Gather each line of the records where "nImpairment" appears.

# start of Task inputs

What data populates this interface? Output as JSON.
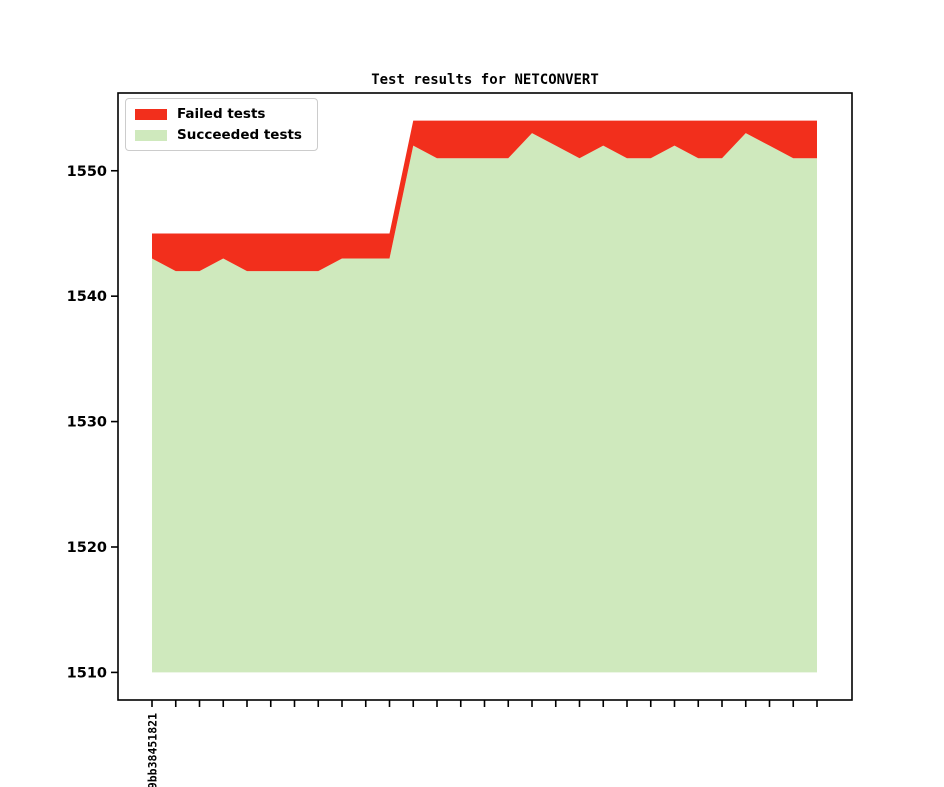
{
  "figure": {
    "title": "Test results for NETCONVERT",
    "background": "#ffffff"
  },
  "legend": {
    "position": "upper left",
    "items": [
      {
        "label": "Failed tests",
        "color": "#f22f1c"
      },
      {
        "label": "Succeeded tests",
        "color": "#cfe9bd"
      }
    ]
  },
  "chart_data": {
    "type": "area",
    "stacked": true,
    "title": "Test results for NETCONVERT",
    "n_points": 29,
    "x_tick_labels": [
      "9bb38451821"
    ],
    "x_label_rotation": 90,
    "baseline": 1510,
    "ylim": [
      1507.8,
      1556.2
    ],
    "yticks": [
      1510,
      1520,
      1530,
      1540,
      1550
    ],
    "grid": false,
    "legend_position": "upper left",
    "series": [
      {
        "name": "Succeeded tests",
        "color": "#cfe9bd",
        "values": [
          1543,
          1542,
          1542,
          1543,
          1542,
          1542,
          1542,
          1542,
          1543,
          1543,
          1543,
          1552,
          1551,
          1551,
          1551,
          1551,
          1553,
          1552,
          1551,
          1552,
          1551,
          1551,
          1552,
          1551,
          1551,
          1553,
          1552,
          1551,
          1551
        ]
      },
      {
        "name": "Failed tests",
        "color": "#f22f1c",
        "values": [
          2,
          3,
          3,
          2,
          3,
          3,
          3,
          3,
          2,
          2,
          2,
          2,
          3,
          3,
          3,
          3,
          1,
          2,
          3,
          2,
          3,
          3,
          2,
          3,
          3,
          1,
          2,
          3,
          3
        ]
      }
    ],
    "totals": [
      1545,
      1545,
      1545,
      1545,
      1545,
      1545,
      1545,
      1545,
      1545,
      1545,
      1545,
      1554,
      1554,
      1554,
      1554,
      1554,
      1554,
      1554,
      1554,
      1554,
      1554,
      1554,
      1554,
      1554,
      1554,
      1554,
      1554,
      1554,
      1554
    ]
  }
}
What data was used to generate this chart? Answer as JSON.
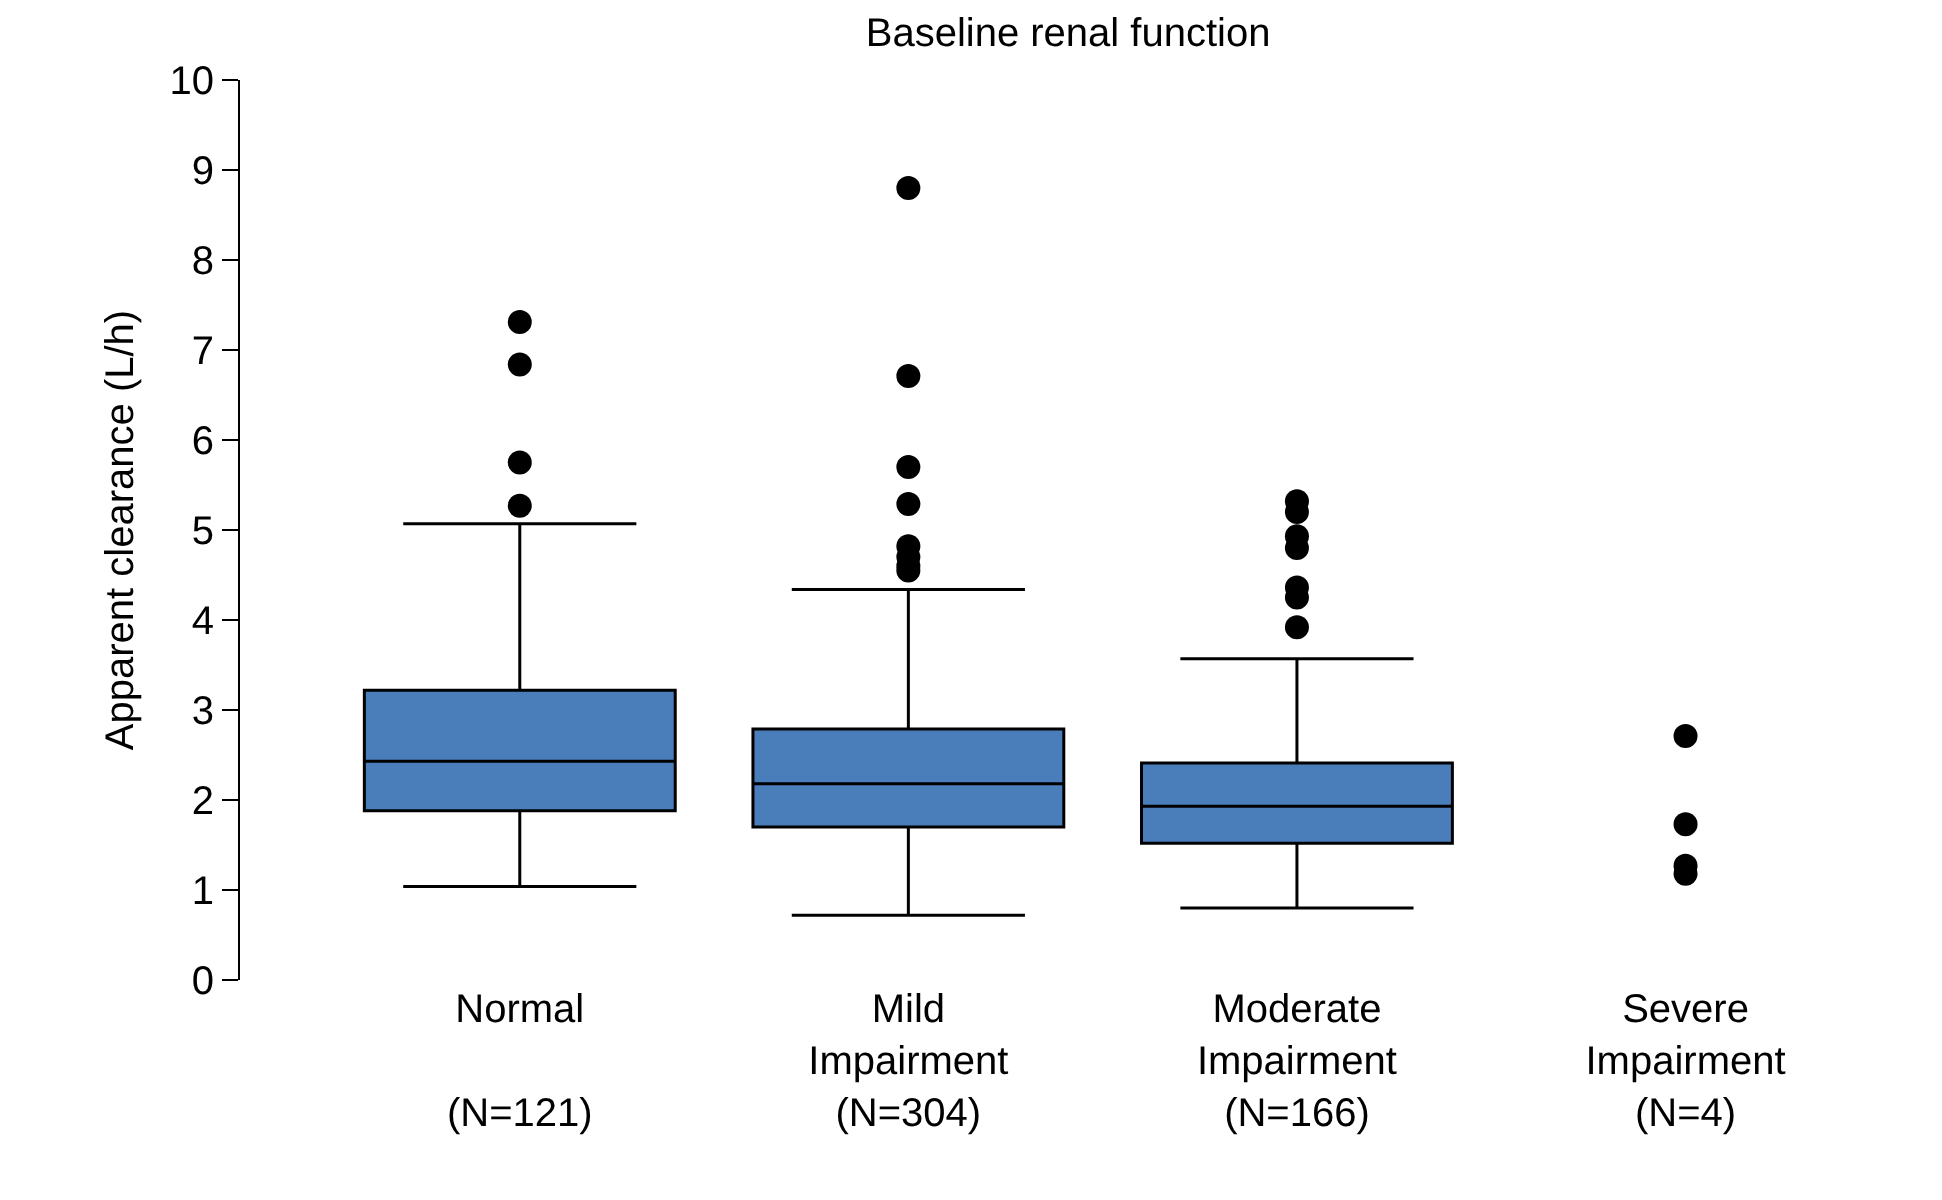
{
  "chart_data": {
    "type": "box",
    "title": "Baseline renal function",
    "ylabel": "Apparent clearance (L/h)",
    "categories": [
      "Normal\n\n(N=121)",
      "Mild\nImpairment\n(N=304)",
      "Moderate\nImpairment\n(N=166)",
      "Severe\nImpairment\n(N=4)"
    ],
    "boxes": [
      {
        "low": 1.04,
        "q1": 1.88,
        "median": 2.43,
        "q3": 3.22,
        "high": 5.07,
        "outliers": [
          7.31,
          6.84,
          5.75,
          5.27
        ]
      },
      {
        "low": 0.72,
        "q1": 1.7,
        "median": 2.18,
        "q3": 2.79,
        "high": 4.34,
        "outliers": [
          8.8,
          6.71,
          5.7,
          5.29,
          4.82,
          4.7,
          4.6,
          4.55
        ]
      },
      {
        "low": 0.8,
        "q1": 1.52,
        "median": 1.93,
        "q3": 2.41,
        "high": 3.57,
        "outliers": [
          5.32,
          5.2,
          4.93,
          4.8,
          4.36,
          4.25,
          3.92
        ]
      },
      null
    ],
    "color": "#4a7ebb",
    "series": [
      {
        "type": "scatter",
        "color": "#000000",
        "x": [
          "Severe\nImpairment\n(N=4)",
          "Severe\nImpairment\n(N=4)",
          "Severe\nImpairment\n(N=4)",
          "Severe\nImpairment\n(N=4)"
        ],
        "values": [
          2.71,
          1.73,
          1.27,
          1.18
        ]
      }
    ],
    "ylim": [
      0,
      10
    ],
    "yticks": [
      0,
      1,
      2,
      3,
      4,
      5,
      6,
      7,
      8,
      9,
      10
    ],
    "grid": false,
    "marker": "circle"
  }
}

# end of Task inputs

Expected output:
      "Mild\nImpairment\n(N=304)",
      "Moderate\nImpairment\n(N=166)",
      "Severe\nImpairment\n(N=4)"
          "Severe\nImpairment\n(N=4)",
          "Severe\nImpairment\n(N=4)",
          "Severe\nImpairment\n(N=4)",
          "Severe\nImpairment\n(N=4)"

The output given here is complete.